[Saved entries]

****************************************

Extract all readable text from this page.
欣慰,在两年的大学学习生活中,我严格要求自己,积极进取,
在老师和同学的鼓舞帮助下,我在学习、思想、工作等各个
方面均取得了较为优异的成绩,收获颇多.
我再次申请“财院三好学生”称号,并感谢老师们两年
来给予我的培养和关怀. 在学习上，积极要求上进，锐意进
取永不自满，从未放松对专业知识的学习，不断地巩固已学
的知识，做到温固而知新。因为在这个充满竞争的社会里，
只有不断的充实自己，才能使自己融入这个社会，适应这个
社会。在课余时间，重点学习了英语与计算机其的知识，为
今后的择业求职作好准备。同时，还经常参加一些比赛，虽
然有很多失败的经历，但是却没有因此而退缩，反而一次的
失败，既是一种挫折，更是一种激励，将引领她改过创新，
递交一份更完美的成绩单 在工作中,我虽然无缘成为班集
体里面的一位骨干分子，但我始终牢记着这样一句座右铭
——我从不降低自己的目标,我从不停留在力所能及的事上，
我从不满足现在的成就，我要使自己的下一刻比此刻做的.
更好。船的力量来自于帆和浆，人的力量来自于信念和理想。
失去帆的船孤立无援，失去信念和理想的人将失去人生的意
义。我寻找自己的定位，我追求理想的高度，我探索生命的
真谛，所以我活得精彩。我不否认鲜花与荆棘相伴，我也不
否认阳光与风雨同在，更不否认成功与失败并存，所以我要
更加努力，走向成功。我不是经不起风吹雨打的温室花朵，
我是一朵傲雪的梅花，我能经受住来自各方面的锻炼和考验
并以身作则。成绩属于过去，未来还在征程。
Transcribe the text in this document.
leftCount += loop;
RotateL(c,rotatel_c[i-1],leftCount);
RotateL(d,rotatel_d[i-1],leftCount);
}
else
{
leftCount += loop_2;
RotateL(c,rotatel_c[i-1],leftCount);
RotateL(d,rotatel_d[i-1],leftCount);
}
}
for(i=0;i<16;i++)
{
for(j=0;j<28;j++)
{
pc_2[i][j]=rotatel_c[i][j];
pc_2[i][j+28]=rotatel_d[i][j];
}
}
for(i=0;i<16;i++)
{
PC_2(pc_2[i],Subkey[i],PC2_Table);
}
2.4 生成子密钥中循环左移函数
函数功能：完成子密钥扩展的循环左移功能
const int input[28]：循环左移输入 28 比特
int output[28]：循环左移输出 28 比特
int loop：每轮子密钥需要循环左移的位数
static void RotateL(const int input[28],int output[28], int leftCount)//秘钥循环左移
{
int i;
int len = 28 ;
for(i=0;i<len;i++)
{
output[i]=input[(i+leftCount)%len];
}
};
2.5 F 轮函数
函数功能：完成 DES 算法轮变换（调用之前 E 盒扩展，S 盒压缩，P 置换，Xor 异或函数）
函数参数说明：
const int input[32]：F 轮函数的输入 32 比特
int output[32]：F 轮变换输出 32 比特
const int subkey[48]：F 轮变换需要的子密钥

****************************************

[Task details]:
Faithfully transcribe the whole of the data.

[Exercise result]:
Extract all readable text from this page.
欣慰,在两年的大学学习生活中,我严格要求自己,积极进取,
在老师和同学的鼓舞帮助下,我在学习、思想、工作等各个
方面均取得了较为优异的成绩,收获颇多.
我再次申请“财院三好学生”称号,并感谢老师们两年
来给予我的培养和关怀. 在学习上，积极要求上进，锐意进
取永不自满，从未放松对专业知识的学习，不断地巩固已学
的知识，做到温固而知新。因为在这个充满竞争的社会里，
只有不断的充实自己，才能使自己融入这个社会，适应这个
社会。在课余时间，重点学习了英语与计算机其的知识，为
今后的择业求职作好准备。同时，还经常参加一些比赛，虽
然有很多失败的经历，但是却没有因此而退缩，反而一次的
失败，既是一种挫折，更是一种激励，将引领她改过创新，
递交一份更完美的成绩单 在工作中,我虽然无缘成为班集
体里面的一位骨干分子，但我始终牢记着这样一句座右铭
——我从不降低自己的目标,我从不停留在力所能及的事上，
我从不满足现在的成就，我要使自己的下一刻比此刻做的.
更好。船的力量来自于帆和浆，人的力量来自于信念和理想。
失去帆的船孤立无援，失去信念和理想的人将失去人生的意
义。我寻找自己的定位，我追求理想的高度，我探索生命的
真谛，所以我活得精彩。我不否认鲜花与荆棘相伴，我也不
否认阳光与风雨同在，更不否认成功与失败并存，所以我要
更加努力，走向成功。我不是经不起风吹雨打的温室花朵，
我是一朵傲雪的梅花，我能经受住来自各方面的锻炼和考验
并以身作则。成绩属于过去，未来还在征程。
Transcribe the text in this document.
leftCount += loop;
RotateL(c,rotatel_c[i-1],leftCount);
RotateL(d,rotatel_d[i-1],leftCount);
}
else
{
leftCount += loop_2;
RotateL(c,rotatel_c[i-1],leftCount);
RotateL(d,rotatel_d[i-1],leftCount);
}
}
for(i=0;i<16;i++)
{
for(j=0;j<28;j++)
{
pc_2[i][j]=rotatel_c[i][j];
pc_2[i][j+28]=rotatel_d[i][j];
}
}
for(i=0;i<16;i++)
{
PC_2(pc_2[i],Subkey[i],PC2_Table);
}
2.4 生成子密钥中循环左移函数
函数功能：完成子密钥扩展的循环左移功能
const int input[28]：循环左移输入 28 比特
int output[28]：循环左移输出 28 比特
int loop：每轮子密钥需要循环左移的位数
static void RotateL(const int input[28],int output[28], int leftCount)//秘钥循环左移
{
int i;
int len = 28 ;
for(i=0;i<len;i++)
{
output[i]=input[(i+leftCount)%len];
}
};
2.5 F 轮函数
函数功能：完成 DES 算法轮变换（调用之前 E 盒扩展，S 盒压缩，P 置换，Xor 异或函数）
函数参数说明：
const int input[32]：F 轮函数的输入 32 比特
int output[32]：F 轮变换输出 32 比特
const int subkey[48]：F 轮变换需要的子密钥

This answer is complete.